MATERIAL SUPPLIED
━━━━━━━━━━━━━━━━━━━━
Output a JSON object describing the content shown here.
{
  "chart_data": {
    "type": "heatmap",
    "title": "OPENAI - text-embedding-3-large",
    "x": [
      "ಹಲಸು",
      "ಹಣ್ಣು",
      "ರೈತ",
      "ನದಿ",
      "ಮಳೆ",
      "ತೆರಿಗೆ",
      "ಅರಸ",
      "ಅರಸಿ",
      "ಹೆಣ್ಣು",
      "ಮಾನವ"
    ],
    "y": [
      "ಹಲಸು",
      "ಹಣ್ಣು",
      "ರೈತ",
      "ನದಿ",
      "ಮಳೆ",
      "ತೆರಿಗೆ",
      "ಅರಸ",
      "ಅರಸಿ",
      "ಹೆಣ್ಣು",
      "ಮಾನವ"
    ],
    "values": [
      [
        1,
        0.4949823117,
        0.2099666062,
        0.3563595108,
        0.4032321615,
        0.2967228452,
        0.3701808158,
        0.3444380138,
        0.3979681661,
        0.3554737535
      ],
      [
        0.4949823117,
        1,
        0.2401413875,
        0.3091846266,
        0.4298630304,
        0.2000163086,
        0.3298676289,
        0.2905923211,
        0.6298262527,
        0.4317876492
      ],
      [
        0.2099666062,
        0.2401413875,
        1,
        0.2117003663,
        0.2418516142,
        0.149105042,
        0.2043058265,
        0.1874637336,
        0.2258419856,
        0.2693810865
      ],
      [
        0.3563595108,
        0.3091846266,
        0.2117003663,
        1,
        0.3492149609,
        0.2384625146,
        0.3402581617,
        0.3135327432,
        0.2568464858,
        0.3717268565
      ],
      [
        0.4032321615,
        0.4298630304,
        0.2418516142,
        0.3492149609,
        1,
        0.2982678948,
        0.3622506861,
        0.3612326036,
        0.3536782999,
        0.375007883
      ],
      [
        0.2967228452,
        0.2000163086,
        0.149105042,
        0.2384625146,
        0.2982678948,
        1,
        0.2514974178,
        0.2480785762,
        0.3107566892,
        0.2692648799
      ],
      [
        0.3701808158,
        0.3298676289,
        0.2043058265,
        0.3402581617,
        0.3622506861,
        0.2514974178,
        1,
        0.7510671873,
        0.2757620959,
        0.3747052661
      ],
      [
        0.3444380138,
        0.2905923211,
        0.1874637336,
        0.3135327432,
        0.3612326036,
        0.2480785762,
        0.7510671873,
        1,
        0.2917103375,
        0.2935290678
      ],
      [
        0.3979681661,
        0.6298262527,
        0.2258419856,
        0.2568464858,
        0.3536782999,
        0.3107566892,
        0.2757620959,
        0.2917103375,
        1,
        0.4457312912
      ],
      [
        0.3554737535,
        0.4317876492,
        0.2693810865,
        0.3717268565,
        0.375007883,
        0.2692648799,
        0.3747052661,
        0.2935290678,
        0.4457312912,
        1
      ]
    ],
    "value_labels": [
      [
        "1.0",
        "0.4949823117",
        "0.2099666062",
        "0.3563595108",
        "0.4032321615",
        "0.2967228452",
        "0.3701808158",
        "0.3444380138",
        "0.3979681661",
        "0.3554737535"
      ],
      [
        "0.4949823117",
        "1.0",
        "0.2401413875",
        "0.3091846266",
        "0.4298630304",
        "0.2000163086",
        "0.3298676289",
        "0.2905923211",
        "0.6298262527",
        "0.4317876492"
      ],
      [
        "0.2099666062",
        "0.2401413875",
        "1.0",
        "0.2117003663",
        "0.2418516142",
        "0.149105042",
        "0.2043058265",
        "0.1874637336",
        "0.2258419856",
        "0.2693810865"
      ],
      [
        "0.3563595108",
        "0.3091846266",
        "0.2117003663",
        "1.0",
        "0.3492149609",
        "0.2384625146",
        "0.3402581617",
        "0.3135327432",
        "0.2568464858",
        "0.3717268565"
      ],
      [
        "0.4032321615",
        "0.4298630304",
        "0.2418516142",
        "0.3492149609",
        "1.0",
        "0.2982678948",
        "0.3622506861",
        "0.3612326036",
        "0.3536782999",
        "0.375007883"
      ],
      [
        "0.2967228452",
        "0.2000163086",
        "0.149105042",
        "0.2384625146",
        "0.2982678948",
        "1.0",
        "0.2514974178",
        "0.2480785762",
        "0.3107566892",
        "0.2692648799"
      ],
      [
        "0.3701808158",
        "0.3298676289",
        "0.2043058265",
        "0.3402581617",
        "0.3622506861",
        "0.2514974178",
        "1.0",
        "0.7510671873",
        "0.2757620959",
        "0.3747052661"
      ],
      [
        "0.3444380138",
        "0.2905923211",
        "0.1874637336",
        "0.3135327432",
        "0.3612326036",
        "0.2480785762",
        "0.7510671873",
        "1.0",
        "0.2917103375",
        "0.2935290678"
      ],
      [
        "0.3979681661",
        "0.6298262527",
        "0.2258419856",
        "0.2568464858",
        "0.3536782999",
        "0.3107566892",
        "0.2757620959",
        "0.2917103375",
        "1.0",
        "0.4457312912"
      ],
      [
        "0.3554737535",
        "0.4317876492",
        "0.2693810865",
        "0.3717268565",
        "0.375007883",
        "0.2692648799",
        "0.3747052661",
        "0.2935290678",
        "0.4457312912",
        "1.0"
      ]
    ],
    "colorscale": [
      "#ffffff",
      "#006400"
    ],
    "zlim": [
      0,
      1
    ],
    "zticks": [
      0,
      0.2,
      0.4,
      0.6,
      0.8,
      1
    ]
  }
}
━━━━━━━━━━━━━━━━━━━━
THE EXERCISE
Each line above is to be repeated exactly.

CORRECT RESPONSE
Output a JSON object describing the content shown here.
{
  "chart_data": {
    "type": "heatmap",
    "title": "OPENAI - text-embedding-3-large",
    "x": [
      "ಹಲಸು",
      "ಹಣ್ಣು",
      "ರೈತ",
      "ನದಿ",
      "ಮಳೆ",
      "ತೆರಿಗೆ",
      "ಅರಸ",
      "ಅರಸಿ",
      "ಹೆಣ್ಣು",
      "ಮಾನವ"
    ],
    "y": [
      "ಹಲಸು",
      "ಹಣ್ಣು",
      "ರೈತ",
      "ನದಿ",
      "ಮಳೆ",
      "ತೆರಿಗೆ",
      "ಅರಸ",
      "ಅರಸಿ",
      "ಹೆಣ್ಣು",
      "ಮಾನವ"
    ],
    "values": [
      [
        1,
        0.4949823117,
        0.2099666062,
        0.3563595108,
        0.4032321615,
        0.2967228452,
        0.3701808158,
        0.3444380138,
        0.3979681661,
        0.3554737535
      ],
      [
        0.4949823117,
        1,
        0.2401413875,
        0.3091846266,
        0.4298630304,
        0.2000163086,
        0.3298676289,
        0.2905923211,
        0.6298262527,
        0.4317876492
      ],
      [
        0.2099666062,
        0.2401413875,
        1,
        0.2117003663,
        0.2418516142,
        0.149105042,
        0.2043058265,
        0.1874637336,
        0.2258419856,
        0.2693810865
      ],
      [
        0.3563595108,
        0.3091846266,
        0.2117003663,
        1,
        0.3492149609,
        0.2384625146,
        0.3402581617,
        0.3135327432,
        0.2568464858,
        0.3717268565
      ],
      [
        0.4032321615,
        0.4298630304,
        0.2418516142,
        0.3492149609,
        1,
        0.2982678948,
        0.3622506861,
        0.3612326036,
        0.3536782999,
        0.375007883
      ],
      [
        0.2967228452,
        0.2000163086,
        0.149105042,
        0.2384625146,
        0.2982678948,
        1,
        0.2514974178,
        0.2480785762,
        0.3107566892,
        0.2692648799
      ],
      [
        0.3701808158,
        0.3298676289,
        0.2043058265,
        0.3402581617,
        0.3622506861,
        0.2514974178,
        1,
        0.7510671873,
        0.2757620959,
        0.3747052661
      ],
      [
        0.3444380138,
        0.2905923211,
        0.1874637336,
        0.3135327432,
        0.3612326036,
        0.2480785762,
        0.7510671873,
        1,
        0.2917103375,
        0.2935290678
      ],
      [
        0.3979681661,
        0.6298262527,
        0.2258419856,
        0.2568464858,
        0.3536782999,
        0.3107566892,
        0.2757620959,
        0.2917103375,
        1,
        0.4457312912
      ],
      [
        0.3554737535,
        0.4317876492,
        0.2693810865,
        0.3717268565,
        0.375007883,
        0.2692648799,
        0.3747052661,
        0.2935290678,
        0.4457312912,
        1
      ]
    ],
    "value_labels": [
      [
        "1.0",
        "0.4949823117",
        "0.2099666062",
        "0.3563595108",
        "0.4032321615",
        "0.2967228452",
        "0.3701808158",
        "0.3444380138",
        "0.3979681661",
        "0.3554737535"
      ],
      [
        "0.4949823117",
        "1.0",
        "0.2401413875",
        "0.3091846266",
        "0.4298630304",
        "0.2000163086",
        "0.3298676289",
        "0.2905923211",
        "0.6298262527",
        "0.4317876492"
      ],
      [
        "0.2099666062",
        "0.2401413875",
        "1.0",
        "0.2117003663",
        "0.2418516142",
        "0.149105042",
        "0.2043058265",
        "0.1874637336",
        "0.2258419856",
        "0.2693810865"
      ],
      [
        "0.3563595108",
        "0.3091846266",
        "0.2117003663",
        "1.0",
        "0.3492149609",
        "0.2384625146",
        "0.3402581617",
        "0.3135327432",
        "0.2568464858",
        "0.3717268565"
      ],
      [
        "0.4032321615",
        "0.4298630304",
        "0.2418516142",
        "0.3492149609",
        "1.0",
        "0.2982678948",
        "0.3622506861",
        "0.3612326036",
        "0.3536782999",
        "0.375007883"
      ],
      [
        "0.2967228452",
        "0.2000163086",
        "0.149105042",
        "0.2384625146",
        "0.2982678948",
        "1.0",
        "0.2514974178",
        "0.2480785762",
        "0.3107566892",
        "0.2692648799"
      ],
      [
        "0.3701808158",
        "0.3298676289",
        "0.2043058265",
        "0.3402581617",
        "0.3622506861",
        "0.2514974178",
        "1.0",
        "0.7510671873",
        "0.2757620959",
        "0.3747052661"
      ],
      [
        "0.3444380138",
        "0.2905923211",
        "0.1874637336",
        "0.3135327432",
        "0.3612326036",
        "0.2480785762",
        "0.7510671873",
        "1.0",
        "0.2917103375",
        "0.2935290678"
      ],
      [
        "0.3979681661",
        "0.6298262527",
        "0.2258419856",
        "0.2568464858",
        "0.3536782999",
        "0.3107566892",
        "0.2757620959",
        "0.2917103375",
        "1.0",
        "0.4457312912"
      ],
      [
        "0.3554737535",
        "0.4317876492",
        "0.2693810865",
        "0.3717268565",
        "0.375007883",
        "0.2692648799",
        "0.3747052661",
        "0.2935290678",
        "0.4457312912",
        "1.0"
      ]
    ],
    "colorscale": [
      "#ffffff",
      "#006400"
    ],
    "zlim": [
      0,
      1
    ],
    "zticks": [
      0,
      0.2,
      0.4,
      0.6,
      0.8,
      1
    ]
  }
}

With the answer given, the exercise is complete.